_RAW DATA_
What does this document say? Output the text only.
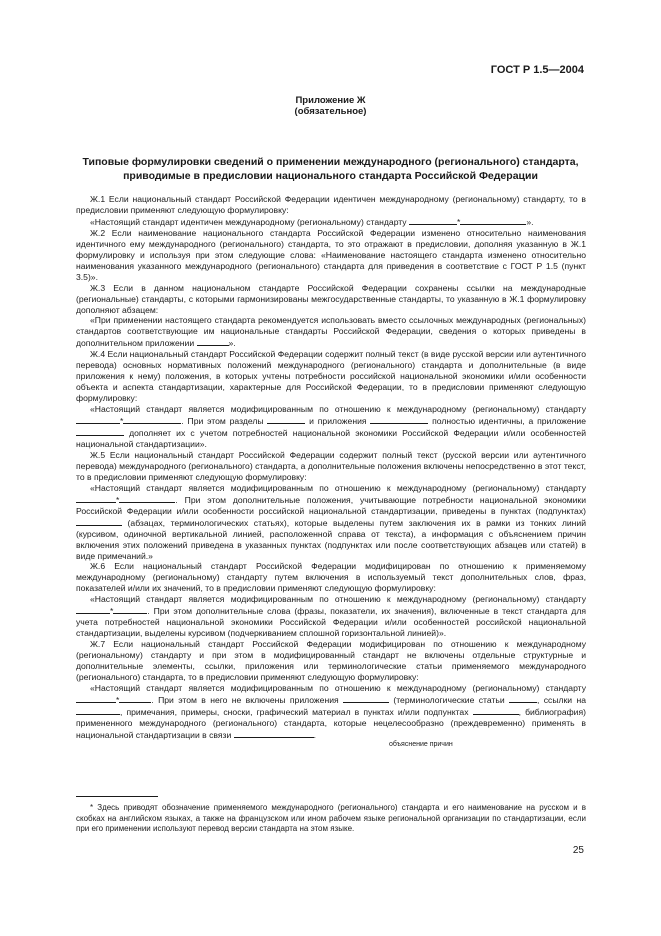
ГОСТ Р 1.5—2004
Приложение Ж
(обязательное)
Типовые формулировки сведений о применении международного (регионального) стандарта,
приводимые в предисловии национального стандарта Российской Федерации

Ж.1 Если национальный стандарт Российской Федерации идентичен международному (региональному) стандарту, то в предисловии применяют следующую формулировку:

«Настоящий стандарт идентичен международному (региональному) стандарту	*	».

Ж.2 Если наименование национального стандарта Российской Федерации изменено относительно наименования идентичного ему международного (регионального) стандарта, то это отражают в предисловии, дополняя указанную в Ж.1 формулировку и используя при этом следующие слова: «Наименование настоящего стандарта изменено относительно наименования указанного международного (регионального) стандарта для приведения в соответствие с ГОСТ Р 1.5 (пункт 3.5)».

Ж.3 Если в данном национальном стандарте Российской Федерации сохранены ссылки на международные (региональные) стандарты, с которыми гармонизированы межгосударственные стандарты, то указанную в Ж.1 формулировку дополняют абзацем:

«При применении настоящего стандарта рекомендуется использовать вместо ссылочных международных (региональных) стандартов соответствующие им национальные стандарты Российской Федерации, сведения о которых приведены в дополнительном приложении	».

Ж.4 Если национальный стандарт Российской Федерации содержит полный текст (в виде русской версии или аутентичного перевода) основных нормативных положений международного (регионального) стандарта и дополнительные (в виде приложения к нему) положения, в которых учтены потребности российской национальной экономики и/или особенности объекта и аспекта стандартизации, характерные для Российской Федерации, то в предисловии применяют следующую формулировку:

«Настоящий стандарт является модифицированным по отношению к международному (региональному) стандарту *	. При этом разделы	и приложения	полностью идентичны, а приложение  дополняет их с учетом потребностей национальной экономики Российской Федерации и/или особенностей национальной стандартизации».

Ж.5 Если национальный стандарт Российской Федерации содержит полный текст (русской версии или аутентичного перевода) международного (регионального) стандарта, а дополнительные положения включены непосредственно в этот текст, то в предисловии применяют следующую формулировку:

«Настоящий стандарт является модифицированным по отношению к международному (региональному) стандарту *	. При этом дополнительные положения, учитывающие потребности национальной экономики Российской Федерации и/или особенности российской национальной стандартизации, приведены в пунктах (подпунктах)  (абзацах, терминологических статьях), которые выделены путем заключения их в рамки из тонких линий (курсивом, одиночной вертикальной линией, расположенной справа от текста), а информация с объяснением причин включения этих положений приведена в указанных пунктах (подпунктах или после соответствующих абзацев или статей) в виде примечаний.»

Ж.6 Если национальный стандарт Российской Федерации модифицирован по отношению к применяемому международному (региональному) стандарту путем включения в используемый текст дополнительных слов, фраз, показателей и/или их значений, то в предисловии применяют следующую формулировку:

«Настоящий стандарт является модифицированным по отношению к международному (региональному) стандарту *	. При этом дополнительные слова (фразы, показатели, их значения), включенные в текст стандарта для учета потребностей национальной экономики Российской Федерации и/или особенностей российской национальной стандартизации, выделены курсивом (подчеркиванием сплошной горизонтальной линией)».

Ж.7 Если национальный стандарт Российской Федерации модифицирован по отношению к международному (региональному) стандарту и при этом в модифицированный стандарт не включены отдельные структурные и дополнительные элементы, ссылки, приложения или терминологические статьи применяемого международного (регионального) стандарта, то в предисловии применяют следующую формулировку:

«Настоящий стандарт является модифицированным по отношению к международному (региональному) стандарту *	. При этом в него не включены приложения	(терминологические статьи	, ссылки на , примечания, примеры, сноски, графический материал в пунктах и/или подпунктах	, библиография) примененного международного (регионального) стандарта, которые нецелесообразно (преждевременно) применять в национальной стандартизации в связи	.

объяснение причин
* Здесь приводят обозначение применяемого международного (регионального) стандарта и его наименование на русском и в скобках на английском языках, а также на французском или ином рабочем языке региональной организации по стандартизации, если при его применении используют перевод версии стандарта на этом языке.
25
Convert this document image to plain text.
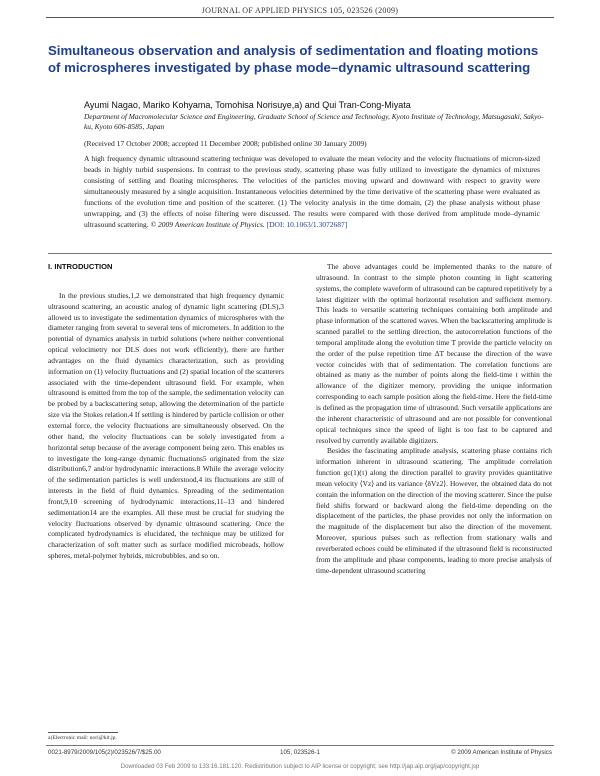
JOURNAL OF APPLIED PHYSICS 105, 023526 (2009)
Simultaneous observation and analysis of sedimentation and floating motions of microspheres investigated by phase mode–dynamic ultrasound scattering
Ayumi Nagao, Mariko Kohyama, Tomohisa Norisuye,a) and Qui Tran-Cong-Miyata
Department of Macromolecular Science and Engineering, Graduate School of Science and Technology, Kyoto Institute of Technology, Matsugasaki, Sakyo-ku, Kyoto 606-8585, Japan
(Received 17 October 2008; accepted 11 December 2008; published online 30 January 2009)

A high frequency dynamic ultrasound scattering technique was developed to evaluate the mean velocity and the velocity fluctuations of micron-sized beads in highly turbid suspensions. In contrast to the previous study, scattering phase was fully utilized to investigate the dynamics of mixtures consisting of settling and floating microspheres. The velocities of the particles moving upward and downward with respect to gravity were simultaneously measured by a single acquisition. Instantaneous velocities determined by the time derivative of the scattering phase were evaluated as functions of the evolution time and position of the scatterer. (1) The velocity analysis in the time domain, (2) the phase analysis without phase unwrapping, and (3) the effects of noise filtering were discussed. The results were compared with those derived from amplitude mode–dynamic ultrasound scattering. © 2009 American Institute of Physics. [DOI: 10.1063/1.3072687]

I. INTRODUCTION

In the previous studies,1,2 we demonstrated that high frequency dynamic ultrasound scattering, an acoustic analog of dynamic light scattering (DLS),3 allowed us to investigate the sedimentation dynamics of microspheres with the diameter ranging from several to several tens of micrometers. In addition to the potential of dynamics analysis in turbid solutions (where neither conventional optical velocimetry nor DLS does not work efficiently), there are further advantages on the fluid dynamics characterization, such as providing information on (1) velocity fluctuations and (2) spatial location of the scatterers associated with the time-dependent ultrasound field. For example, when ultrasound is emitted from the top of the sample, the sedimentation velocity can be probed by a backscattering setup, allowing the determination of the particle size via the Stokes relation.4 If settling is hindered by particle collision or other external force, the velocity fluctuations are simultaneously observed. On the other hand, the velocity fluctuations can be solely investigated from a horizontal setup because of the average component being zero. This enables us to investigate the long-range dynamic fluctuations5 originated from the size distribution6,7 and/or hydrodynamic interactions.8 While the average velocity of the sedimentation particles is well understood,4 its fluctuations are still of interests in the field of fluid dynamics. Spreading of the sedimentation front,9,10 screening of hydrodynamic interactions,11–13 and hindered sedimentation14 are the examples. All these must be crucial for studying the velocity fluctuations observed by dynamic ultrasound scattering. Once the complicated hydrodynamics is elucidated, the technique may be utilized for characterization of soft matter such as surface modified microbeads, hollow spheres, metal-polymer hybrids, microbubbles, and so on.

The above advantages could be implemented thanks to the nature of ultrasound. In contrast to the simple photon counting in light scattering systems, the complete waveform of ultrasound can be captured repetitively by a latest digitizer with the optimal horizontal resolution and sufficient memory. This leads to versatile scattering techniques containing both amplitude and phase information of the scattered waves. When the backscattering amplitude is scanned parallel to the settling direction, the autocorrelation functions of the temporal amplitude along the evolution time T provide the particle velocity on the order of the pulse repetition time ΔT because the direction of the wave vector coincides with that of sedimentation. The correlation functions are obtained as many as the number of points along the field-time t within the allowance of the digitizer memory, providing the unique information corresponding to each sample position along the field-time. Here the field-time is defined as the propagation time of ultrasound. Such versatile applications are the inherent characteristic of ultrasound and are not possible for conventional optical techniques since the speed of light is too fast to be captured and resolved by currently available digitizers.

Besides the fascinating amplitude analysis, scattering phase contains rich information inherent in ultrasound scattering. The amplitude correlation function gc(1)(τ) along the direction parallel to gravity provides quantitative mean velocity ⟨Vz⟩ and its variance ⟨δVz2⟩. However, the obtained data do not contain the information on the direction of the moving scatterer. Since the pulse field shifts forward or backward along the field-time depending on the displacement of the particles, the phase provides not only the information on the magnitude of the displacement but also the direction of the movement. Moreover, spurious pulses such as reflection from stationary walls and reverberated echoes could be eliminated if the ultrasound field is reconstructed from the amplitude and phase components, leading to more precise analysis of time-dependent ultrasound scattering

a)Electronic mail: nori@kit.jp.
0021-8979/2009/105(2)/023526/7/$25.00	105, 023526-1	© 2009 American Institute of Physics
Downloaded 03 Feb 2009 to 133.16.181.120. Redistribution subject to AIP license or copyright; see http://jap.aip.org/jap/copyright.jsp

_EXERCISE REQUIREMENTS_
Copy the lines from the entries above in which the word "идентичен" appears.

_ANSWER TO THE TASK_
Ж.1 Если национальный стандарт Российской Федерации идентичен международному (региональному) стандарту, то в предисловии применяют следующую формулировку:
«Настоящий стандарт идентичен международному (региональному) стандарту	*	».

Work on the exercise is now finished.